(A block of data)
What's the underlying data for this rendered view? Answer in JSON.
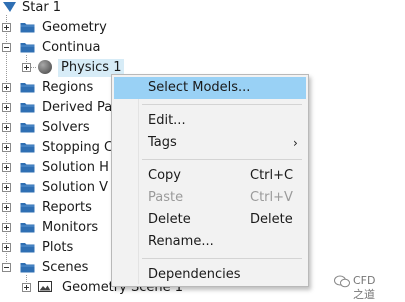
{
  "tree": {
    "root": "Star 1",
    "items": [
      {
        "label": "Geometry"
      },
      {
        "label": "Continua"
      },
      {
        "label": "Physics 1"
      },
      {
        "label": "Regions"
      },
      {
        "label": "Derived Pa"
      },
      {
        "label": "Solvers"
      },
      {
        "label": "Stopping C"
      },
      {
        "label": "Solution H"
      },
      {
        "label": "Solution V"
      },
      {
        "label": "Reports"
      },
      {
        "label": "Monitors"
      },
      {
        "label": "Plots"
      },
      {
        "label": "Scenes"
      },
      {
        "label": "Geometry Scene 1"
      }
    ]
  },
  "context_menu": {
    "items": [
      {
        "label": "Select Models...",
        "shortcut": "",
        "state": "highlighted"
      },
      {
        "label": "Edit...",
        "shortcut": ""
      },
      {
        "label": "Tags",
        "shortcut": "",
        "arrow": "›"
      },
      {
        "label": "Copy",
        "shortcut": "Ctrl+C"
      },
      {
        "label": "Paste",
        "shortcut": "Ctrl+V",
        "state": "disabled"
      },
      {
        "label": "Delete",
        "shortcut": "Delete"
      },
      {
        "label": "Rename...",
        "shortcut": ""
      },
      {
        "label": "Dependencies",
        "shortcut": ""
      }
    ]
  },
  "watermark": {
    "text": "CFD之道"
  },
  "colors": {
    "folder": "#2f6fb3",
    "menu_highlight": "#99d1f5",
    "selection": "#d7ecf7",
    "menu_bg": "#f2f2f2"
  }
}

==

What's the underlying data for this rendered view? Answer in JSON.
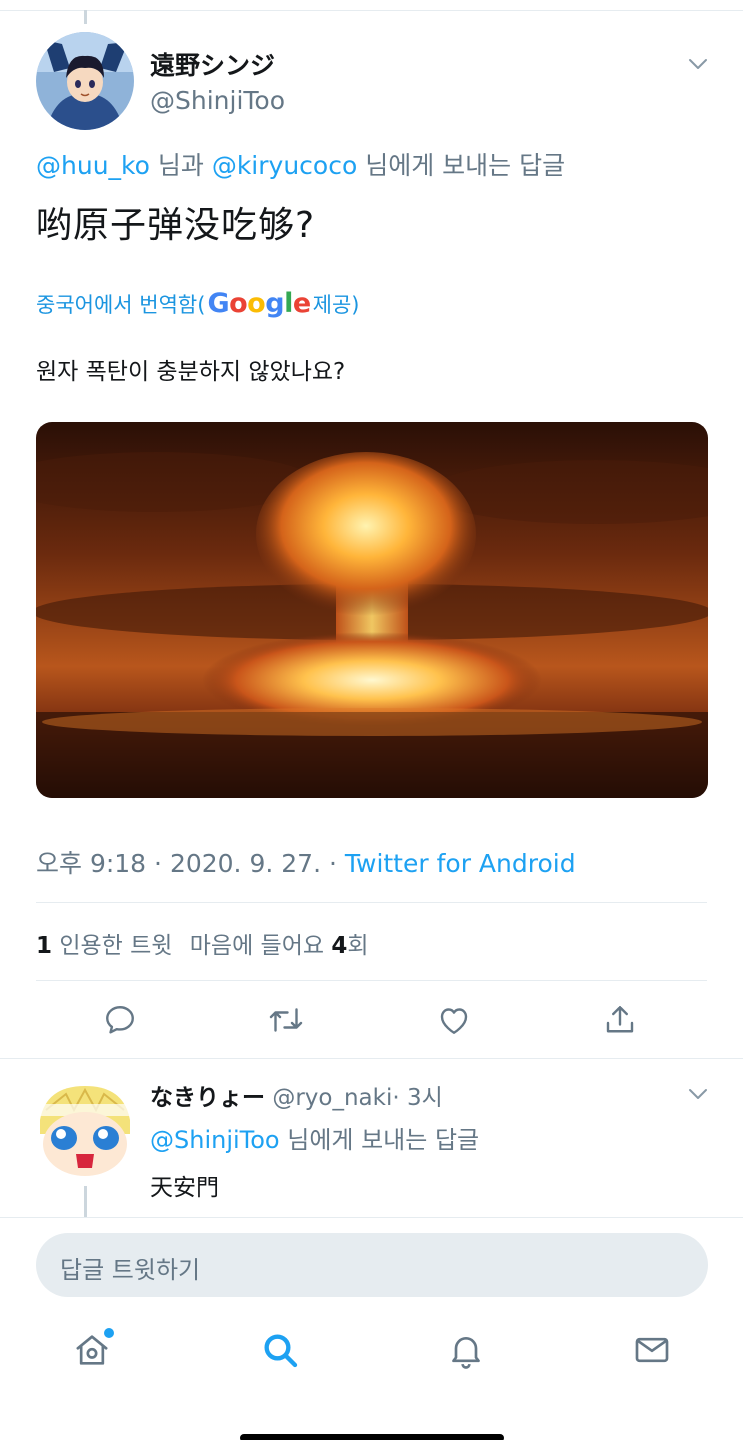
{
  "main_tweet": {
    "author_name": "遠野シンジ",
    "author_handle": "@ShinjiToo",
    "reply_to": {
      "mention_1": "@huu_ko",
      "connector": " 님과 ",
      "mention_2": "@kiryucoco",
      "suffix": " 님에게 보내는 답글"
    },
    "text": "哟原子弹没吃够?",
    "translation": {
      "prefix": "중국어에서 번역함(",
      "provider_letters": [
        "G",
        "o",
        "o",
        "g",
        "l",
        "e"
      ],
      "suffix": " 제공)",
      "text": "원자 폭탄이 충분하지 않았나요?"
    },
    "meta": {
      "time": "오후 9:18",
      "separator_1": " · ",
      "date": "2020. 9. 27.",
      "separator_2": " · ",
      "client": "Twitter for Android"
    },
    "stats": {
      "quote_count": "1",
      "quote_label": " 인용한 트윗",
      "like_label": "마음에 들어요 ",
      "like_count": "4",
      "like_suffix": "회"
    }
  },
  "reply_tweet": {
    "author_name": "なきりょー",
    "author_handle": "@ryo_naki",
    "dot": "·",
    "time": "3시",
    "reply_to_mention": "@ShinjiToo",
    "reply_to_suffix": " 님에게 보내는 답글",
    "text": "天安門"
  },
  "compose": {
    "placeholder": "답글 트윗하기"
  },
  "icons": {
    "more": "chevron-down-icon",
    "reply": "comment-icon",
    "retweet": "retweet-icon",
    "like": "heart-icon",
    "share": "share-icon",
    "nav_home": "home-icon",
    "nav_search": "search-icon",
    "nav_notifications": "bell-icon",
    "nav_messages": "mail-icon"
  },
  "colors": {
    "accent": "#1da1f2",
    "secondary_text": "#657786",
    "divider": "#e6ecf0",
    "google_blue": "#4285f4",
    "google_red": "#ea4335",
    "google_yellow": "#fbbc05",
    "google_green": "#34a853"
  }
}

[WHAT THE EXERCISE ASKS]: State how many lines of the listing hold the string "ShinjiToo"; reply with the number and nothing else.

[EXPECTED ANSWER]: 2